### [To be done]
Your job is to retype all of the data word for word, leaving every image out.

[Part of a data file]
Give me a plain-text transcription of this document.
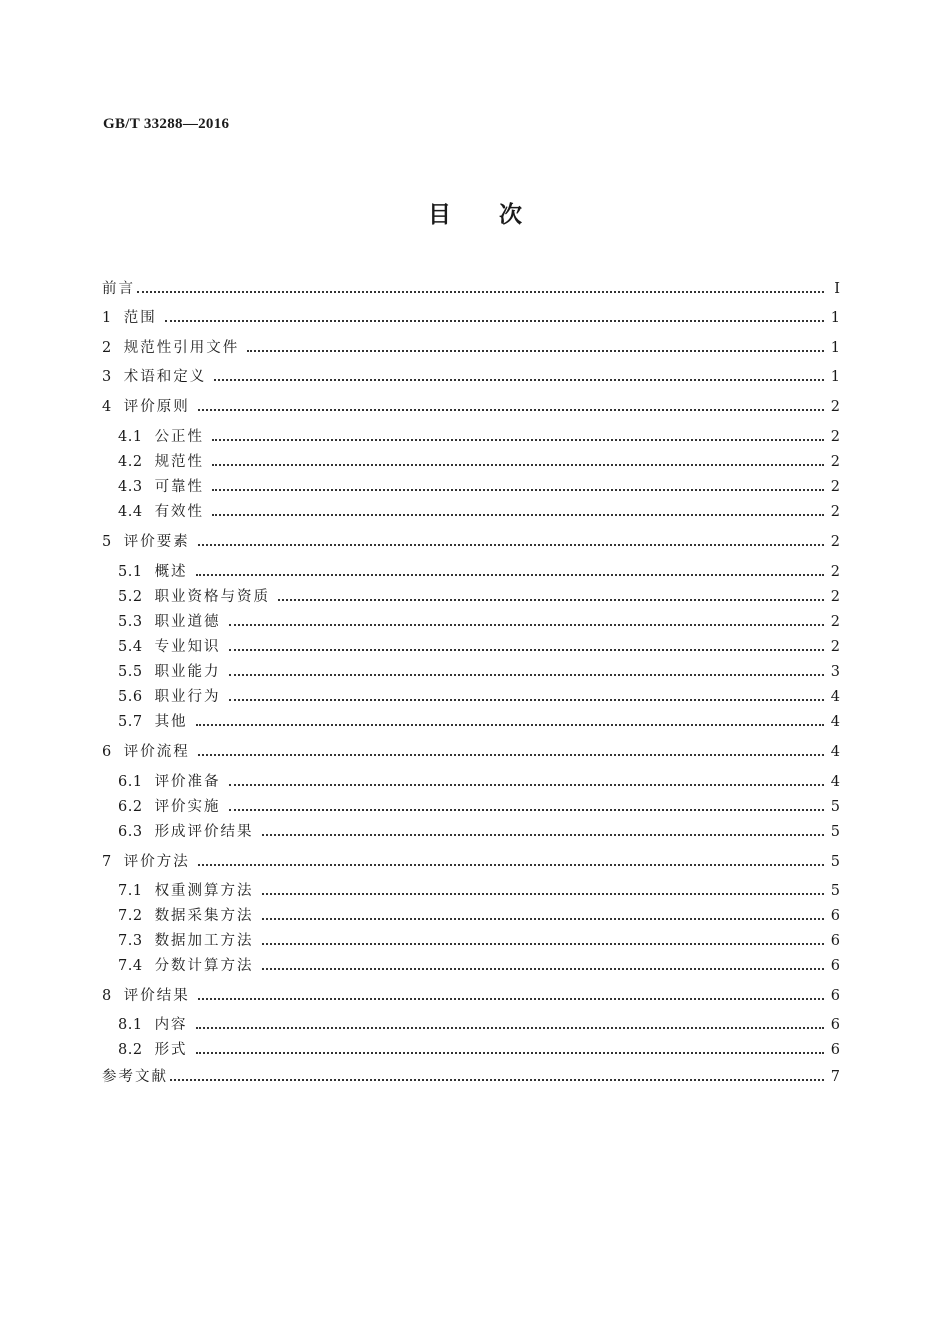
GB/T 33288—2016
目次
前言	Ⅰ
1 范围	1
2 规范性引用文件	1
3 术语和定义	1
4 评价原则	2
4.1 公正性	2
4.2 规范性	2
4.3 可靠性	2
4.4 有效性	2
5 评价要素	2
5.1 概述	2
5.2 职业资格与资质	2
5.3 职业道德	2
5.4 专业知识	2
5.5 职业能力	3
5.6 职业行为	4
5.7 其他	4
6 评价流程	4
6.1 评价准备	4
6.2 评价实施	5
6.3 形成评价结果	5
7 评价方法	5
7.1 权重测算方法	5
7.2 数据采集方法	6
7.3 数据加工方法	6
7.4 分数计算方法	6
8 评价结果	6
8.1 内容	6
8.2 形式	6
参考文献	7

### [Full answer]
Give me a plain-text transcription of this document.
GB/T 33288—2016
目次
前言	Ⅰ
1 范围	1
2 规范性引用文件	1
3 术语和定义	1
4 评价原则	2
4.1 公正性	2
4.2 规范性	2
4.3 可靠性	2
4.4 有效性	2
5 评价要素	2
5.1 概述	2
5.2 职业资格与资质	2
5.3 职业道德	2
5.4 专业知识	2
5.5 职业能力	3
5.6 职业行为	4
5.7 其他	4
6 评价流程	4
6.1 评价准备	4
6.2 评价实施	5
6.3 形成评价结果	5
7 评价方法	5
7.1 权重测算方法	5
7.2 数据采集方法	6
7.3 数据加工方法	6
7.4 分数计算方法	6
8 评价结果	6
8.1 内容	6
8.2 形式	6
参考文献	7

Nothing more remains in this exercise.